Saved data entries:
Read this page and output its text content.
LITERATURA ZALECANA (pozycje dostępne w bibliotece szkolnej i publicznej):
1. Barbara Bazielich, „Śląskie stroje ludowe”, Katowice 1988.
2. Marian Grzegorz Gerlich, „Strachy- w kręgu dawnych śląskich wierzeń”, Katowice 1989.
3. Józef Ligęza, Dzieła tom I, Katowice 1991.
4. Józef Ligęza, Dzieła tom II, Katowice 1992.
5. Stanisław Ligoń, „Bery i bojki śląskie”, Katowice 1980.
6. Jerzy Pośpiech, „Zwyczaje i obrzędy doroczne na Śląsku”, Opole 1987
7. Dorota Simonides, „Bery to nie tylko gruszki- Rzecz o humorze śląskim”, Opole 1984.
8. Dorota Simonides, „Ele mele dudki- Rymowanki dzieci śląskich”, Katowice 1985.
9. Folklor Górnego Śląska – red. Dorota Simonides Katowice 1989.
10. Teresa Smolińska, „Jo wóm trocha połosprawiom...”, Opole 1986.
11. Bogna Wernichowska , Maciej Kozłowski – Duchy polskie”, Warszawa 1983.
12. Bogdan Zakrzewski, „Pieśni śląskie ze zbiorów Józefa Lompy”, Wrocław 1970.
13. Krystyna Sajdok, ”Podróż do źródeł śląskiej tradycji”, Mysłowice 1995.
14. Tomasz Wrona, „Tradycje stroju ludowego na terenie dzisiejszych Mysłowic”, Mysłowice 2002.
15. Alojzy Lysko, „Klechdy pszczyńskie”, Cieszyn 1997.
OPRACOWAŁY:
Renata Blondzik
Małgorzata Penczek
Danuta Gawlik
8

» What you need to do: Using the listing, copy every line where the word "Dorota" shows up.

» Correct output:
7. Dorota Simonides, „Bery to nie tylko gruszki- Rzecz o humorze śląskim”, Opole 1984.
8. Dorota Simonides, „Ele mele dudki- Rymowanki dzieci śląskich”, Katowice 1985.
9. Folklor Górnego Śląska – red. Dorota Simonides Katowice 1989.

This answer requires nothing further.